> [PROVIDED ENTRIES]:
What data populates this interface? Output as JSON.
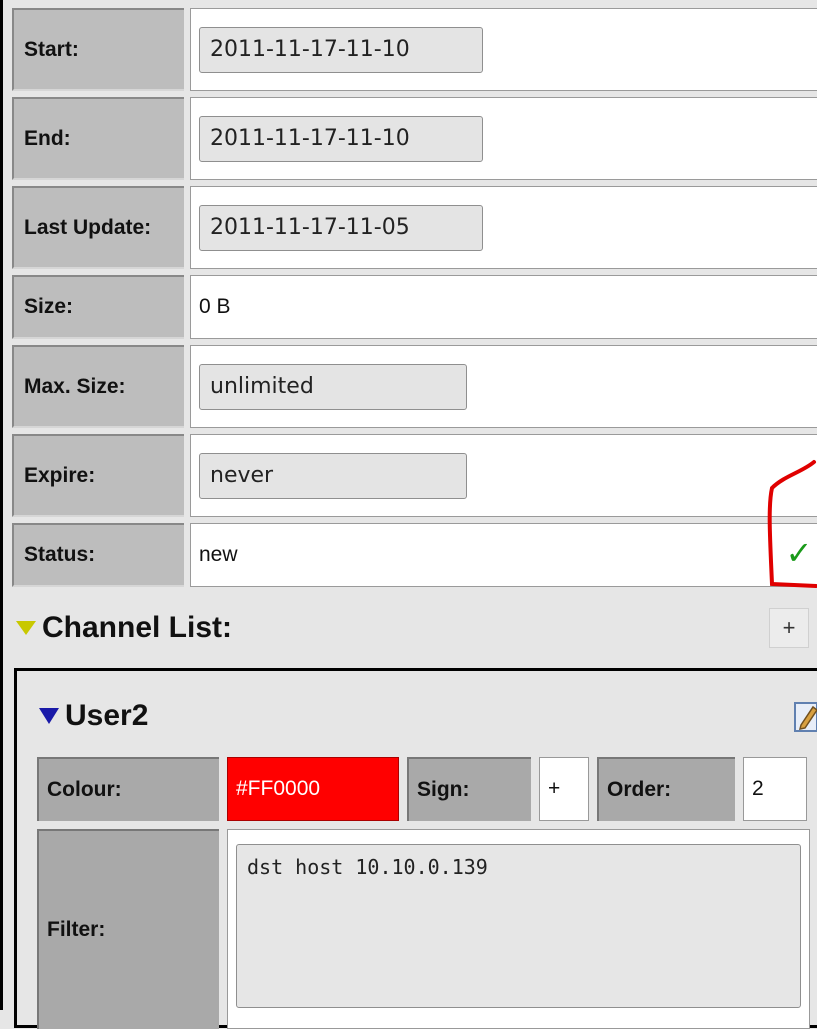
{
  "properties": [
    {
      "label": "Start:",
      "value": "2011-11-17-11-10"
    },
    {
      "label": "End:",
      "value": "2011-11-17-11-10"
    },
    {
      "label": "Last Update:",
      "value": "2011-11-17-11-05"
    },
    {
      "label": "Size:",
      "value": "0 B"
    },
    {
      "label": "Max. Size:",
      "value": "unlimited"
    },
    {
      "label": "Expire:",
      "value": "never"
    },
    {
      "label": "Status:",
      "value": "new"
    }
  ],
  "status_icon": {
    "glyph": "✓",
    "name": "checkmark-icon",
    "color": "#1a9a1a"
  },
  "channel_list": {
    "title": "Channel List:",
    "add_label": "+"
  },
  "channel": {
    "name": "User2",
    "colour_label": "Colour:",
    "colour_value": "#FF0000",
    "colour_swatch": "#FF0000",
    "sign_label": "Sign:",
    "sign_value": "+",
    "order_label": "Order:",
    "order_value": "2",
    "filter_label": "Filter:",
    "filter_value": "dst host 10.10.0.139"
  },
  "colors": {
    "highlight_annotation": "#e00000"
  }
}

> [EXERCISE BRIEF]: Output the records above exactly; leave out the pictures.

> [WRITTEN SOLUTION]:
What data populates this interface? Output as JSON.
{
  "properties": [
    {
      "label": "Start:",
      "value": "2011-11-17-11-10"
    },
    {
      "label": "End:",
      "value": "2011-11-17-11-10"
    },
    {
      "label": "Last Update:",
      "value": "2011-11-17-11-05"
    },
    {
      "label": "Size:",
      "value": "0 B"
    },
    {
      "label": "Max. Size:",
      "value": "unlimited"
    },
    {
      "label": "Expire:",
      "value": "never"
    },
    {
      "label": "Status:",
      "value": "new"
    }
  ],
  "status_icon": {
    "glyph": "✓",
    "name": "checkmark-icon",
    "color": "#1a9a1a"
  },
  "channel_list": {
    "title": "Channel List:",
    "add_label": "+"
  },
  "channel": {
    "name": "User2",
    "colour_label": "Colour:",
    "colour_value": "#FF0000",
    "colour_swatch": "#FF0000",
    "sign_label": "Sign:",
    "sign_value": "+",
    "order_label": "Order:",
    "order_value": "2",
    "filter_label": "Filter:",
    "filter_value": "dst host 10.10.0.139"
  },
  "colors": {
    "highlight_annotation": "#e00000"
  }
}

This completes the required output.